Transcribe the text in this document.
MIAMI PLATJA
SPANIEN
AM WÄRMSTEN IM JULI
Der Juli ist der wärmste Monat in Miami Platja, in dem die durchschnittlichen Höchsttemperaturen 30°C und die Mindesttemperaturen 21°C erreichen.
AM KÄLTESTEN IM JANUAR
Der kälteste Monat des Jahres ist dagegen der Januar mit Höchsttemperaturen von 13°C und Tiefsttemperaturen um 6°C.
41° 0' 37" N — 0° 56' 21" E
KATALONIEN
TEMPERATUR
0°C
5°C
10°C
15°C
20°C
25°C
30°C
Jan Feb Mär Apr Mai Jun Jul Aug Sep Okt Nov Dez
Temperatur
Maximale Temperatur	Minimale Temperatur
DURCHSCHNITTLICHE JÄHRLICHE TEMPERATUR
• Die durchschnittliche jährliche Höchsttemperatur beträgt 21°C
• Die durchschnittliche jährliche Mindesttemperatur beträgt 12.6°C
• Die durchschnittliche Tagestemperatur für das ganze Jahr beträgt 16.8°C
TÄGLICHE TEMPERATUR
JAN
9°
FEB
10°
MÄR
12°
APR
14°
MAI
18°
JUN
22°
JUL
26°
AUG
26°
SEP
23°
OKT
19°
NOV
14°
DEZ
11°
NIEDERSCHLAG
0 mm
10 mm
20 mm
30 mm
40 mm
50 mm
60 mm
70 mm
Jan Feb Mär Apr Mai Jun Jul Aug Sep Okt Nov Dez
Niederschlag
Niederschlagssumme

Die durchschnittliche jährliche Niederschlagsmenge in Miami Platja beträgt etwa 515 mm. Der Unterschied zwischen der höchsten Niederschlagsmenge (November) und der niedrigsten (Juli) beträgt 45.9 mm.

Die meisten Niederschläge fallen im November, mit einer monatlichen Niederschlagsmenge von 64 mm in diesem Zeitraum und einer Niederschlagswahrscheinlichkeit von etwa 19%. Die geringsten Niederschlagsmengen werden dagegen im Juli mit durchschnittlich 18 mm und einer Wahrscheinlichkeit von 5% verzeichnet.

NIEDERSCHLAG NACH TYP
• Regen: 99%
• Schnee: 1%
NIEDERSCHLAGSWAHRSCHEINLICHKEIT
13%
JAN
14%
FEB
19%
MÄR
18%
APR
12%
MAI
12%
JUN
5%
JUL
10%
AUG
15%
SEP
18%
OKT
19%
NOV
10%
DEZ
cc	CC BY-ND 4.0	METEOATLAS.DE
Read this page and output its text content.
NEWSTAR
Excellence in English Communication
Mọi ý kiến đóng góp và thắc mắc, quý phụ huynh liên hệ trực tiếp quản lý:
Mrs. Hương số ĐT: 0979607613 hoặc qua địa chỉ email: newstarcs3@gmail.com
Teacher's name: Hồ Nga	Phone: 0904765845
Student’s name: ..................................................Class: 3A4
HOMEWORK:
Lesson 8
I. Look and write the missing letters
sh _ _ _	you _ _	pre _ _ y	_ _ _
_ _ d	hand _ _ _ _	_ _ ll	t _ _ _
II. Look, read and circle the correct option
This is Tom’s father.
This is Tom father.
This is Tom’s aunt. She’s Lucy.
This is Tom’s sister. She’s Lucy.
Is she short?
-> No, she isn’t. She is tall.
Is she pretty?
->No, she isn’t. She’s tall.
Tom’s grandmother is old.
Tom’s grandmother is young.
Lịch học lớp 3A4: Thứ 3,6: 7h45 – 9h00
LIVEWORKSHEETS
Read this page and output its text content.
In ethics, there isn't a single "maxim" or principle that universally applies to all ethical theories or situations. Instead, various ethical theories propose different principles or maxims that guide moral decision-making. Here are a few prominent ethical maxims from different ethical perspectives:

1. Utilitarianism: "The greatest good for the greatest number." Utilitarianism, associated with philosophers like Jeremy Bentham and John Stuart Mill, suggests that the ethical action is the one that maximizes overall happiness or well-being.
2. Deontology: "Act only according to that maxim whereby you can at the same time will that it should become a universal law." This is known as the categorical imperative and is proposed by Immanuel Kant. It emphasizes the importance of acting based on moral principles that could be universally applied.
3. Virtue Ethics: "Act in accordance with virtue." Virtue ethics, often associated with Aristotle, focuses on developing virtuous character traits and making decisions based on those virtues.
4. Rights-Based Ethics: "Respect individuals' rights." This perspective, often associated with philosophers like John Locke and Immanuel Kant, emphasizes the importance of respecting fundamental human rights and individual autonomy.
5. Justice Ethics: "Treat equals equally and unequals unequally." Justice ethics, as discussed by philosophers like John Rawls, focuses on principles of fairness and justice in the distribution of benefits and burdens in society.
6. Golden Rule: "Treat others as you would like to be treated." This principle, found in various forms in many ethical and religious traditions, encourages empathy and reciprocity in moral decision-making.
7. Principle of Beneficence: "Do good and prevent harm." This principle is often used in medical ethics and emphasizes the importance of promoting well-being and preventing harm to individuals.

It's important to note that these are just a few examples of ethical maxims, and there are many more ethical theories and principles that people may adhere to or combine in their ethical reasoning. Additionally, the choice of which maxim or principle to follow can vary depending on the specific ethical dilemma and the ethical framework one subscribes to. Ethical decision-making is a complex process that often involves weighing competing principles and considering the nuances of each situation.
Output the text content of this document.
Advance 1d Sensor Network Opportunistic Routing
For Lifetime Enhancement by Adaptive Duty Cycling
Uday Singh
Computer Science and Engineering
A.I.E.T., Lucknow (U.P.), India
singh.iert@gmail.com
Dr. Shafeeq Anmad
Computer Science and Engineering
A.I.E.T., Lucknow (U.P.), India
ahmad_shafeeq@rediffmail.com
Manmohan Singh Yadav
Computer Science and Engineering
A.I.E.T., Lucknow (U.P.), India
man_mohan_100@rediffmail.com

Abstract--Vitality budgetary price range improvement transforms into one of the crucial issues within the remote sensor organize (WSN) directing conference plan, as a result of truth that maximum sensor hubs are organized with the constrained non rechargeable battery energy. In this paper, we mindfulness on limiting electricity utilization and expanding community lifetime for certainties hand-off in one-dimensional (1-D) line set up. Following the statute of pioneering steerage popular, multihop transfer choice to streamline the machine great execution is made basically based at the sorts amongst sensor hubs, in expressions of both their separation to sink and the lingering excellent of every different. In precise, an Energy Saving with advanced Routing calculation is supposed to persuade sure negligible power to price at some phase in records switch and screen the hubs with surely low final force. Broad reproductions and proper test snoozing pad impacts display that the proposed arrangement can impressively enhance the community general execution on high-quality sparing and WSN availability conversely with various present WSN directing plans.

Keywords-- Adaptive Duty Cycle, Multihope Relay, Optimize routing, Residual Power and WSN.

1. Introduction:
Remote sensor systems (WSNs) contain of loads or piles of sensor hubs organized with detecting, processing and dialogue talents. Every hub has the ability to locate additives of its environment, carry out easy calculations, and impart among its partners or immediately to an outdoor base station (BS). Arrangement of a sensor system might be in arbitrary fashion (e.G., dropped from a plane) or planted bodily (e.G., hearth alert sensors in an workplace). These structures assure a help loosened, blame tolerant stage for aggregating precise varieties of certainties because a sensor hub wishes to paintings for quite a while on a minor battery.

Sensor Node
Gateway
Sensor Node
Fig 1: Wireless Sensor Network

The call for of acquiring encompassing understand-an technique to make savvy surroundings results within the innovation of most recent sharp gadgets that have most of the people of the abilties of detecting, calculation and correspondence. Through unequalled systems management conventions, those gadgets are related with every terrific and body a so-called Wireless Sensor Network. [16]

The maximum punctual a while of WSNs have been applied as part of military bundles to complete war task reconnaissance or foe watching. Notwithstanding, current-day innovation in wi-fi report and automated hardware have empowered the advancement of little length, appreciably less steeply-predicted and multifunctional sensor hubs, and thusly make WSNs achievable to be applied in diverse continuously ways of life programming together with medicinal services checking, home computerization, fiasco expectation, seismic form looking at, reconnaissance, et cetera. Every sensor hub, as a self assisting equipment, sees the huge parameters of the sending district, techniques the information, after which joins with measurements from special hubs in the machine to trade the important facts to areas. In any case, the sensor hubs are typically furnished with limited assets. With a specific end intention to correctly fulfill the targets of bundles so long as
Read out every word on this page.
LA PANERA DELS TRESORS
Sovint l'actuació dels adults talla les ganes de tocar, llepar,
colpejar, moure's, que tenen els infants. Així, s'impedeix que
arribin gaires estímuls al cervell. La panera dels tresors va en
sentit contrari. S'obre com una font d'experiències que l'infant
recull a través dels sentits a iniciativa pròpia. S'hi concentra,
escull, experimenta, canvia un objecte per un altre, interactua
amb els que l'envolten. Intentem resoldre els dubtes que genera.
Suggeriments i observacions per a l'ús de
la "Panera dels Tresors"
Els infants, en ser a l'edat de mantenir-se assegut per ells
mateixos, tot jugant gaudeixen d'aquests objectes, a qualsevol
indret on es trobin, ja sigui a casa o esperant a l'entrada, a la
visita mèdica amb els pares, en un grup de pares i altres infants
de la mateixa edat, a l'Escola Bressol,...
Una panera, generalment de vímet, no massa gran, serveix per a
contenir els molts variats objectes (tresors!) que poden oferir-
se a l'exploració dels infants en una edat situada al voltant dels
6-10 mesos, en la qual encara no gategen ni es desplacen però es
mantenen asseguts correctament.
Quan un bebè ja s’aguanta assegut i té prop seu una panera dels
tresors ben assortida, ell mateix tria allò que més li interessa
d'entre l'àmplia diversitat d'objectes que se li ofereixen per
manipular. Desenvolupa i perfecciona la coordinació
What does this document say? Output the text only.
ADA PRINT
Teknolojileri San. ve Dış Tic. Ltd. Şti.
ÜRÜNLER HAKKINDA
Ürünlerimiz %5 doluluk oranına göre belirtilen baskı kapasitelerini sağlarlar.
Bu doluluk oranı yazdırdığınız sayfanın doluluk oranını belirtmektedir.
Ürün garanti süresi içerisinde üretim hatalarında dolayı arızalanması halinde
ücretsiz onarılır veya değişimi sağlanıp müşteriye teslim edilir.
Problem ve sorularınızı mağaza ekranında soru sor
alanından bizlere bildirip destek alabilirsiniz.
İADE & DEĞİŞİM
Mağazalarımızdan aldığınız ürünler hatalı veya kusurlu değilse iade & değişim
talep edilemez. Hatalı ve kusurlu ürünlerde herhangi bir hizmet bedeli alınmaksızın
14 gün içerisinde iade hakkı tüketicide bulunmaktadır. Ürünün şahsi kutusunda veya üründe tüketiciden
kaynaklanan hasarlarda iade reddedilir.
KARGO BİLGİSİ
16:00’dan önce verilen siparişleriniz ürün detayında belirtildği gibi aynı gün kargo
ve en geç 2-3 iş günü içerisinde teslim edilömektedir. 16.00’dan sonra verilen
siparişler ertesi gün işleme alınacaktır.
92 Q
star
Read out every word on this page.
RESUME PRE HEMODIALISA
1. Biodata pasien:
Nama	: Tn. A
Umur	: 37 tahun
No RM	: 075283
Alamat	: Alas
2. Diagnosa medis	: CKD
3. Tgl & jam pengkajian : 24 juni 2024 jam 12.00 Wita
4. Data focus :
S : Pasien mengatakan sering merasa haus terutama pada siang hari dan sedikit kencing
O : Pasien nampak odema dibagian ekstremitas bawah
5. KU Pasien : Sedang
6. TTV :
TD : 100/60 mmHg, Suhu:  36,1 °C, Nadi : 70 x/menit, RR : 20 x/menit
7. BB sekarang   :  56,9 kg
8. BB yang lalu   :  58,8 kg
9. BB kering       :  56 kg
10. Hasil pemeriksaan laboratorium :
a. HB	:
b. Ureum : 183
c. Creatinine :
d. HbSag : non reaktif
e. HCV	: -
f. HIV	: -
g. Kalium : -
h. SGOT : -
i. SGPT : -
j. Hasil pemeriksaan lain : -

*****

▸ **GOAL OF THE EXERCISE**
Pick out all the lines with the word "only" in them and copy them.

▸ **OUTPUT FOR THIS EXERCISE**
2. Deontology: "Act only according to that maxim whereby you can at the same time will that it should become a universal law." This is known as the categorical imperative and is proposed by Immanuel Kant. It emphasizes the importance of acting based on moral principles that could be universally applied.
What does this document say? Output the text only.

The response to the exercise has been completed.